• [EXERCISE GOAL]:
Copy every record word for word.

• [PROVIDED ENTRIES]:
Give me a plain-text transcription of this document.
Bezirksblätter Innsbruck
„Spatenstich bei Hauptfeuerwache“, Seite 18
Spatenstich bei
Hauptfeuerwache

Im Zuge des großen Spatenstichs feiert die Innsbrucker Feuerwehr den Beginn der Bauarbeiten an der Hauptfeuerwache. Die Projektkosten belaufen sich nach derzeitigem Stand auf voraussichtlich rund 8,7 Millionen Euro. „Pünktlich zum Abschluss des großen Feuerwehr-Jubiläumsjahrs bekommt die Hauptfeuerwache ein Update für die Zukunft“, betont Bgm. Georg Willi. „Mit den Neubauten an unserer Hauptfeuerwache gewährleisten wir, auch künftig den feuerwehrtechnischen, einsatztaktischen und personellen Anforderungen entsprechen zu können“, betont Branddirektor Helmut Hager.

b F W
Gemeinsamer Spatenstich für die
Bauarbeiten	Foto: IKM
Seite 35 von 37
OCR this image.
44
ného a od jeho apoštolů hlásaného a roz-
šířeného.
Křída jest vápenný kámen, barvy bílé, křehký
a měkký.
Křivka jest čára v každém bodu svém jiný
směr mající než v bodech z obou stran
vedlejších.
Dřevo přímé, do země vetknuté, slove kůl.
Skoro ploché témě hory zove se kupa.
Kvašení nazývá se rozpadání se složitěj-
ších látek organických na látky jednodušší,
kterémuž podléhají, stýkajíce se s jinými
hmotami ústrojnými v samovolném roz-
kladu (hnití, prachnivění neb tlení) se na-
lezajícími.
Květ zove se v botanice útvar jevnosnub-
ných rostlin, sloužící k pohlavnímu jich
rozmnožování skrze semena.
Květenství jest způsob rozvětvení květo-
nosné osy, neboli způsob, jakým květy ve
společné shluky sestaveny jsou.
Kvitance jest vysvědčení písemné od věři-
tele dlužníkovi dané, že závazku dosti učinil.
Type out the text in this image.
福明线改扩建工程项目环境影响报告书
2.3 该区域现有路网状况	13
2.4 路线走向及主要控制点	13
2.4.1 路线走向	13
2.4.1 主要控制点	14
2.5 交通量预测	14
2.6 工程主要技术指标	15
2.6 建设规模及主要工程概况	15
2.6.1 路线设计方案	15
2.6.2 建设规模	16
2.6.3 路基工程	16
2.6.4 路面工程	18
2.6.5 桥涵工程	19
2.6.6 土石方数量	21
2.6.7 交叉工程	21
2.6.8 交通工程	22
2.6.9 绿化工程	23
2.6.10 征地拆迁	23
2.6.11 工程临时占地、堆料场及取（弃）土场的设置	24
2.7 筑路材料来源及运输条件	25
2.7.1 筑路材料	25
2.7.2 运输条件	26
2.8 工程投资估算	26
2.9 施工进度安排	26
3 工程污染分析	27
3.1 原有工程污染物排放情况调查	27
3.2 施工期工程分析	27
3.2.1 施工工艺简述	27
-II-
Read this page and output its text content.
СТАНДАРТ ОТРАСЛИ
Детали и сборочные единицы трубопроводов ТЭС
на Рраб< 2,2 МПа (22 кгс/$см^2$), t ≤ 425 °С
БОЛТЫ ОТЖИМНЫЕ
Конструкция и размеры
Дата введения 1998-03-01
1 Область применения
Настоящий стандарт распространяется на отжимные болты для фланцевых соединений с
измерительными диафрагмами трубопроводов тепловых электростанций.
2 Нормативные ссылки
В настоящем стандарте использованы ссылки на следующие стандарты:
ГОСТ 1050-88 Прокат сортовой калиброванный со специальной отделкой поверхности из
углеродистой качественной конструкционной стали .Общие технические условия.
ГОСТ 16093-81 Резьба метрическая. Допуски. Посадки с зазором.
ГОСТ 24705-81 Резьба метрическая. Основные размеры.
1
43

• [EXERCISE OUTPUT]:
Give me a plain-text transcription of this document.
Bezirksblätter Innsbruck
„Spatenstich bei Hauptfeuerwache“, Seite 18
Spatenstich bei
Hauptfeuerwache

Im Zuge des großen Spatenstichs feiert die Innsbrucker Feuerwehr den Beginn der Bauarbeiten an der Hauptfeuerwache. Die Projektkosten belaufen sich nach derzeitigem Stand auf voraussichtlich rund 8,7 Millionen Euro. „Pünktlich zum Abschluss des großen Feuerwehr-Jubiläumsjahrs bekommt die Hauptfeuerwache ein Update für die Zukunft“, betont Bgm. Georg Willi. „Mit den Neubauten an unserer Hauptfeuerwache gewährleisten wir, auch künftig den feuerwehrtechnischen, einsatztaktischen und personellen Anforderungen entsprechen zu können“, betont Branddirektor Helmut Hager.

b F W
Gemeinsamer Spatenstich für die
Bauarbeiten	Foto: IKM
Seite 35 von 37
OCR this image.
44
ného a od jeho apoštolů hlásaného a roz-
šířeného.
Křída jest vápenný kámen, barvy bílé, křehký
a měkký.
Křivka jest čára v každém bodu svém jiný
směr mající než v bodech z obou stran
vedlejších.
Dřevo přímé, do země vetknuté, slove kůl.
Skoro ploché témě hory zove se kupa.
Kvašení nazývá se rozpadání se složitěj-
ších látek organických na látky jednodušší,
kterémuž podléhají, stýkajíce se s jinými
hmotami ústrojnými v samovolném roz-
kladu (hnití, prachnivění neb tlení) se na-
lezajícími.
Květ zove se v botanice útvar jevnosnub-
ných rostlin, sloužící k pohlavnímu jich
rozmnožování skrze semena.
Květenství jest způsob rozvětvení květo-
nosné osy, neboli způsob, jakým květy ve
společné shluky sestaveny jsou.
Kvitance jest vysvědčení písemné od věři-
tele dlužníkovi dané, že závazku dosti učinil.
Type out the text in this image.
福明线改扩建工程项目环境影响报告书
2.3 该区域现有路网状况	13
2.4 路线走向及主要控制点	13
2.4.1 路线走向	13
2.4.1 主要控制点	14
2.5 交通量预测	14
2.6 工程主要技术指标	15
2.6 建设规模及主要工程概况	15
2.6.1 路线设计方案	15
2.6.2 建设规模	16
2.6.3 路基工程	16
2.6.4 路面工程	18
2.6.5 桥涵工程	19
2.6.6 土石方数量	21
2.6.7 交叉工程	21
2.6.8 交通工程	22
2.6.9 绿化工程	23
2.6.10 征地拆迁	23
2.6.11 工程临时占地、堆料场及取（弃）土场的设置	24
2.7 筑路材料来源及运输条件	25
2.7.1 筑路材料	25
2.7.2 运输条件	26
2.8 工程投资估算	26
2.9 施工进度安排	26
3 工程污染分析	27
3.1 原有工程污染物排放情况调查	27
3.2 施工期工程分析	27
3.2.1 施工工艺简述	27
-II-
Read this page and output its text content.
СТАНДАРТ ОТРАСЛИ
Детали и сборочные единицы трубопроводов ТЭС
на Рраб< 2,2 МПа (22 кгс/$см^2$), t ≤ 425 °С
БОЛТЫ ОТЖИМНЫЕ
Конструкция и размеры
Дата введения 1998-03-01
1 Область применения
Настоящий стандарт распространяется на отжимные болты для фланцевых соединений с
измерительными диафрагмами трубопроводов тепловых электростанций.
2 Нормативные ссылки
В настоящем стандарте использованы ссылки на следующие стандарты:
ГОСТ 1050-88 Прокат сортовой калиброванный со специальной отделкой поверхности из
углеродистой качественной конструкционной стали .Общие технические условия.
ГОСТ 16093-81 Резьба метрическая. Допуски. Посадки с зазором.
ГОСТ 24705-81 Резьба метрическая. Основные размеры.
1
43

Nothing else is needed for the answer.